__WHAT TO WORK ON__
Return the records verbatim, starting at the very first line and ending at the line that contains "1009, 112, 1029]", with both of those lines included.

__MATERIAL SHOWN__
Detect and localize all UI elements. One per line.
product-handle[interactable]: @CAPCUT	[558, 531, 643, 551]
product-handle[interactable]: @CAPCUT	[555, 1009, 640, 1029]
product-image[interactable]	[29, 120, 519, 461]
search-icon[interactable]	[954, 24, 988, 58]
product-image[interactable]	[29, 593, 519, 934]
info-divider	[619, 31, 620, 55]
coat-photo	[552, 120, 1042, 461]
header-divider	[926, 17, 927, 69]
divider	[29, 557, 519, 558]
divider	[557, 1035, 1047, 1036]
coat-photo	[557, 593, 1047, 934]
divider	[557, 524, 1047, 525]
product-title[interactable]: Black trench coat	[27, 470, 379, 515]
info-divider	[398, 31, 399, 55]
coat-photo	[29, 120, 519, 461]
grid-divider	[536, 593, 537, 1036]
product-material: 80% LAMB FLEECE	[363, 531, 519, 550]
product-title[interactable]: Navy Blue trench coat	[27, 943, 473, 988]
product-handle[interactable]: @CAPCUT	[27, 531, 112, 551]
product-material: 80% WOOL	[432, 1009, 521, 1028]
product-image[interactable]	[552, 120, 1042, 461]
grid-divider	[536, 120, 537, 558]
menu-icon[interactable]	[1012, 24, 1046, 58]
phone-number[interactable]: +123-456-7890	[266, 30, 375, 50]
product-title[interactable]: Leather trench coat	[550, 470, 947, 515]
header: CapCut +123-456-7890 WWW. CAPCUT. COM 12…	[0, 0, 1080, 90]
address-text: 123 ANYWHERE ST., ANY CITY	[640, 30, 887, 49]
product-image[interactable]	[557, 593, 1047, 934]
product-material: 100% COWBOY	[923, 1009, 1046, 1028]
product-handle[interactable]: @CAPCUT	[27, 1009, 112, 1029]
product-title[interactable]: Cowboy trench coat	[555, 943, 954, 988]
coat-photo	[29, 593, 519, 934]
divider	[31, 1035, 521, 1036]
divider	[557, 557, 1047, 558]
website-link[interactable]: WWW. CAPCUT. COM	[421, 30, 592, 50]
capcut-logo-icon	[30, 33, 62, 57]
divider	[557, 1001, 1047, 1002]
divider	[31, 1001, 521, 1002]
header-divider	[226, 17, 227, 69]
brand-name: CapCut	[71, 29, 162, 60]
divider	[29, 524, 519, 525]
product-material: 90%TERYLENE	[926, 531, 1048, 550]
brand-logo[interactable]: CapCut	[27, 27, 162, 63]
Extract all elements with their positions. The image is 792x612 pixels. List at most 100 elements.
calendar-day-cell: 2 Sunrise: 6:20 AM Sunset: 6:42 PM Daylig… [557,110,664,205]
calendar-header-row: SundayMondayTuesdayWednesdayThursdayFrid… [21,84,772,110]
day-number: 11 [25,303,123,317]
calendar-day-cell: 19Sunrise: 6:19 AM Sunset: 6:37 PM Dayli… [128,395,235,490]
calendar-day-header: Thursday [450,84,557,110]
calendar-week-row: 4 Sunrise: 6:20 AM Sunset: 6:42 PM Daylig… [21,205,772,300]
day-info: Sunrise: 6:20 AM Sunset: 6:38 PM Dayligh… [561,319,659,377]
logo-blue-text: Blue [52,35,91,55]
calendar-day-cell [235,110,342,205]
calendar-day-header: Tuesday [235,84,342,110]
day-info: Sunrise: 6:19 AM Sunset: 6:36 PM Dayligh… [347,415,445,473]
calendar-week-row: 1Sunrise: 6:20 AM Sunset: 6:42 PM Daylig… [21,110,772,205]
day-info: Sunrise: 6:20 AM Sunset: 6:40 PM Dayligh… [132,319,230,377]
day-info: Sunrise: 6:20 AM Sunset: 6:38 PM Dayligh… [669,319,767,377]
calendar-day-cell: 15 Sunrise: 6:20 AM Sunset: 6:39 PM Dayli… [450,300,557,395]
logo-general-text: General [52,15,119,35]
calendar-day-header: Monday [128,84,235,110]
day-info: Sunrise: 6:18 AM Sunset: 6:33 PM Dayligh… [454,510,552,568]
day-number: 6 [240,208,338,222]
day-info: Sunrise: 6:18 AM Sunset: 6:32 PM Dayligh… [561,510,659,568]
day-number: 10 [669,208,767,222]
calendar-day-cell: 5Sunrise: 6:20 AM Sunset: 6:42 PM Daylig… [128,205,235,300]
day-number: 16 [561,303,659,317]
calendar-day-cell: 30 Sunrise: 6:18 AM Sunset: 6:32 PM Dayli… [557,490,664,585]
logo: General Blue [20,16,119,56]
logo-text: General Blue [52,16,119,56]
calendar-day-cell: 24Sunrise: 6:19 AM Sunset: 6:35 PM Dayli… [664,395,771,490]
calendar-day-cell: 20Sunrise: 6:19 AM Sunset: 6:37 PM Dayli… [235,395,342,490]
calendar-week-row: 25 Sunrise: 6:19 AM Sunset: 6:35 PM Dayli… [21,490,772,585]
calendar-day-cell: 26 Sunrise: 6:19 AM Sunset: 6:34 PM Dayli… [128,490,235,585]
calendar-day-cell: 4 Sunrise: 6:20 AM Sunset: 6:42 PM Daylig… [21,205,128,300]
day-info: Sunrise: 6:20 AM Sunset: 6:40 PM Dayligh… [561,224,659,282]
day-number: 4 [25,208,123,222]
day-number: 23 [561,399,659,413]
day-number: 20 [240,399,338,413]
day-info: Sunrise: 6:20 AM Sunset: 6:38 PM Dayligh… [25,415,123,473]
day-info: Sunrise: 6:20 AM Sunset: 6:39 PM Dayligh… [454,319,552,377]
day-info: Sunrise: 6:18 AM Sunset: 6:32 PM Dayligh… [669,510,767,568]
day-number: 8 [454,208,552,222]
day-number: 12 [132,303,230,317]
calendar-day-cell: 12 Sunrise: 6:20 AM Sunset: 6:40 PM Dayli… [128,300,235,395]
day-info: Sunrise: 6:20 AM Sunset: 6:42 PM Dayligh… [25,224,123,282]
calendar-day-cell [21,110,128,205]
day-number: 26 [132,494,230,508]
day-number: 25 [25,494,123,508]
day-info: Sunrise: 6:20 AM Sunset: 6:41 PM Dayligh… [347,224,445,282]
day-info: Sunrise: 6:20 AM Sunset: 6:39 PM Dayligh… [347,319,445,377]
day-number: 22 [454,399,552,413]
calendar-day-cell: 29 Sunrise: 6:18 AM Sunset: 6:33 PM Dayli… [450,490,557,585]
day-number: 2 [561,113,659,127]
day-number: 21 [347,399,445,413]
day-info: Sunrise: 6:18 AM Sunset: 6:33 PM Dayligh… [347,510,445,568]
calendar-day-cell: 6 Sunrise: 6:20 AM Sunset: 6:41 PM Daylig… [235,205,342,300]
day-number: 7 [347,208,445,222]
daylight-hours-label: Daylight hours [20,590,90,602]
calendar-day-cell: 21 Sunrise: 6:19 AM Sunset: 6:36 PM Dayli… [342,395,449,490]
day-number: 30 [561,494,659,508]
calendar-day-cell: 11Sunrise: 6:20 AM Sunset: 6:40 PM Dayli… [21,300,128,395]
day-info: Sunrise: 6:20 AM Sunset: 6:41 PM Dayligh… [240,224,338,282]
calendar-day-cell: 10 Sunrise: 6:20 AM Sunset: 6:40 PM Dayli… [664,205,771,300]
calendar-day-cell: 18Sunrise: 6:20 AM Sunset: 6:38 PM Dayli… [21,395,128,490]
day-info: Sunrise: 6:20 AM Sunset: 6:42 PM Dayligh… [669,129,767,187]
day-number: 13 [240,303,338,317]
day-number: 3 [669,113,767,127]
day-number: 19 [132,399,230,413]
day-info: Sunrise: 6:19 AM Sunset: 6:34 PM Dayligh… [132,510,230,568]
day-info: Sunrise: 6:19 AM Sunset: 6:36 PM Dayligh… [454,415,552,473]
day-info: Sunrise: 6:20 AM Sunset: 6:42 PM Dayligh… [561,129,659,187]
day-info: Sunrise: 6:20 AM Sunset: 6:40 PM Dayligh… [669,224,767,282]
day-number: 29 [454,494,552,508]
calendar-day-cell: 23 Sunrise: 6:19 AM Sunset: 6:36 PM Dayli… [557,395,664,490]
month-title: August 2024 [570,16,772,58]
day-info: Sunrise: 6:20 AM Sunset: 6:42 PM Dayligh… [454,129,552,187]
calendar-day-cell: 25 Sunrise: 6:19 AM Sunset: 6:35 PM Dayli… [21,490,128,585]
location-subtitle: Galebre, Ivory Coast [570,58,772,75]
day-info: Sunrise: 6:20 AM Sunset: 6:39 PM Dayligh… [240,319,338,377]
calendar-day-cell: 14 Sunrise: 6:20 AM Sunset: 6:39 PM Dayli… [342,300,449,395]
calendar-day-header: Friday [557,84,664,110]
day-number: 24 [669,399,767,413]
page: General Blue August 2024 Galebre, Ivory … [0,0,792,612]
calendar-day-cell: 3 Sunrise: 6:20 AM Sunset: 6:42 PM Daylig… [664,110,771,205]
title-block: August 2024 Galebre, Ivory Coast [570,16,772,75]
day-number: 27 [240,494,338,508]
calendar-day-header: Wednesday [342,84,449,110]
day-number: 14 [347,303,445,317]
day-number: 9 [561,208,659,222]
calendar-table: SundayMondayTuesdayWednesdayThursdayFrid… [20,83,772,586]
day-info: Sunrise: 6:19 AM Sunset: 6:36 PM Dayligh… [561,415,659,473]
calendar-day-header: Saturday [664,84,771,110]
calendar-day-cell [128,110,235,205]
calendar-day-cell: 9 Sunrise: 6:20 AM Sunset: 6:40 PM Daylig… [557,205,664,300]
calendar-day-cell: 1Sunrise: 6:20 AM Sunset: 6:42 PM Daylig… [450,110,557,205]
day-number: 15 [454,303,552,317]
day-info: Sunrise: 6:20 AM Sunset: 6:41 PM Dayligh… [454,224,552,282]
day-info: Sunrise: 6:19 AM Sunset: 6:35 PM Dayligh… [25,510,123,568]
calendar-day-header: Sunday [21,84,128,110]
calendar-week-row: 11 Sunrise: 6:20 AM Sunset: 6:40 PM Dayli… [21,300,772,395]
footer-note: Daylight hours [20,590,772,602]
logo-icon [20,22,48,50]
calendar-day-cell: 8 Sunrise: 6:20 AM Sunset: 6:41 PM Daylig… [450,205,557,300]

__EXERCISE OUTPUT__
Detect and localize all UI elements. One per line.
product-handle[interactable]: @CAPCUT	[558, 531, 643, 551]
product-handle[interactable]: @CAPCUT	[555, 1009, 640, 1029]
product-image[interactable]	[29, 120, 519, 461]
search-icon[interactable]	[954, 24, 988, 58]
product-image[interactable]	[29, 593, 519, 934]
info-divider	[619, 31, 620, 55]
coat-photo	[552, 120, 1042, 461]
header-divider	[926, 17, 927, 69]
divider	[29, 557, 519, 558]
divider	[557, 1035, 1047, 1036]
coat-photo	[557, 593, 1047, 934]
divider	[557, 524, 1047, 525]
product-title[interactable]: Black trench coat	[27, 470, 379, 515]
info-divider	[398, 31, 399, 55]
coat-photo	[29, 120, 519, 461]
grid-divider	[536, 593, 537, 1036]
product-material: 80% LAMB FLEECE	[363, 531, 519, 550]
product-title[interactable]: Navy Blue trench coat	[27, 943, 473, 988]
product-handle[interactable]: @CAPCUT	[27, 531, 112, 551]
product-material: 80% WOOL	[432, 1009, 521, 1028]
product-image[interactable]	[552, 120, 1042, 461]
grid-divider	[536, 120, 537, 558]
menu-icon[interactable]	[1012, 24, 1046, 58]
phone-number[interactable]: +123-456-7890	[266, 30, 375, 50]
product-title[interactable]: Leather trench coat	[550, 470, 947, 515]
header: CapCut +123-456-7890 WWW. CAPCUT. COM 12…	[0, 0, 1080, 90]
address-text: 123 ANYWHERE ST., ANY CITY	[640, 30, 887, 49]
product-image[interactable]	[557, 593, 1047, 934]
product-material: 100% COWBOY	[923, 1009, 1046, 1028]
product-handle[interactable]: @CAPCUT	[27, 1009, 112, 1029]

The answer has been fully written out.